Page excerpt:
Sentiment Analysis - Stanford Large Movie Review Dataset

The dataset used in this example can be found at http://ai.stanford.edu/~amaas//data/sentiment/

Paper: Learning Word Vectors for Sentiment Analysis.

This notebook creates a logistic regression classifier from training data generated from Graphify, a graph-based natural language processing library. Graphify performs feature extraction and creates training data in the form of tf-idf over a set of n-grams extracted probabilistically using a combination of a decision tree and evolutionary algorithm.

Each class node represents a label for a movie review (either negative or positive) and is used as a document for calculating the tf-idf weighting for the feature vectors. A decision tree of patterns activates over an unlabeled input (a movie review), creating a binary feature vector that is weighted using tf-idf. The result is a vector of scalars used to train a logistic regression classifier.


In [5]:
from IPython.display import Image
Image(filename='images/movie-sentiment-3.png')


Out[5]:

Load training dataset


In [6]:
%matplotlib inline

from numpy import *
import matplotlib.pyplot as plt
X_data = loadtxt("data/Large Movie Review Dataset/X_train.txt")

Data lines:
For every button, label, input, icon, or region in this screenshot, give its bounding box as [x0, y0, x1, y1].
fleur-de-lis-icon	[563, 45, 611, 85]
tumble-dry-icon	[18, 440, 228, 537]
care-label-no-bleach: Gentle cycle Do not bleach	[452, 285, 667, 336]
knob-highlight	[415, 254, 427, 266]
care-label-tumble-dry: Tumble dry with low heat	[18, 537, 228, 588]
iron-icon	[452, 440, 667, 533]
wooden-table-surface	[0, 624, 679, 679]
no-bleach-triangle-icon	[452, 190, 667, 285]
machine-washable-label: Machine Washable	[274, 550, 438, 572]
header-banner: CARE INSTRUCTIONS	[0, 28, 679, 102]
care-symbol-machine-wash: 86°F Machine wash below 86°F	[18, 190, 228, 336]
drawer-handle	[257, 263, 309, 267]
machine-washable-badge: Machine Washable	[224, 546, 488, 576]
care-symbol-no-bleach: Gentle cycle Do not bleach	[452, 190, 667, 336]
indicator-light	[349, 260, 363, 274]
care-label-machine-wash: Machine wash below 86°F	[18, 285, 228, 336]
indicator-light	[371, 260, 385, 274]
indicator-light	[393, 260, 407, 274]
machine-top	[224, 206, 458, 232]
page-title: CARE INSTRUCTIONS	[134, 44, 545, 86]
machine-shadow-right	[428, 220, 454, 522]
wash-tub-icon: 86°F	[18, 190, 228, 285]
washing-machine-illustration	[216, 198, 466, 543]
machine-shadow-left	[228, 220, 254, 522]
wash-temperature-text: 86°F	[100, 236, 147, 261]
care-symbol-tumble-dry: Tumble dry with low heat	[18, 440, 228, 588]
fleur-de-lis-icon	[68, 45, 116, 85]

Your tasks:
A. List every module that the code in the sentiment analysis page imports from or imports.
B. Rewrite the stretch of the sentiment analysis page from "The dataset used" through "and evolutionary algorithm.", changing "logistic regression" to "linear".
The lines come from a separate source.

Task-by-task outputs:
A. IPython.display, numpy, matplotlib.pyplot

B.
The dataset used in this example can be found at http://ai.stanford.edu/~amaas//data/sentiment/

Paper: Learning Word Vectors for Sentiment Analysis.

This notebook creates a linear classifier from training data generated from Graphify, a graph-based natural language processing library. Graphify performs feature extraction and creates training data in the form of tf-idf over a set of n-grams extracted probabilistically using a combination of a decision tree and evolutionary algorithm.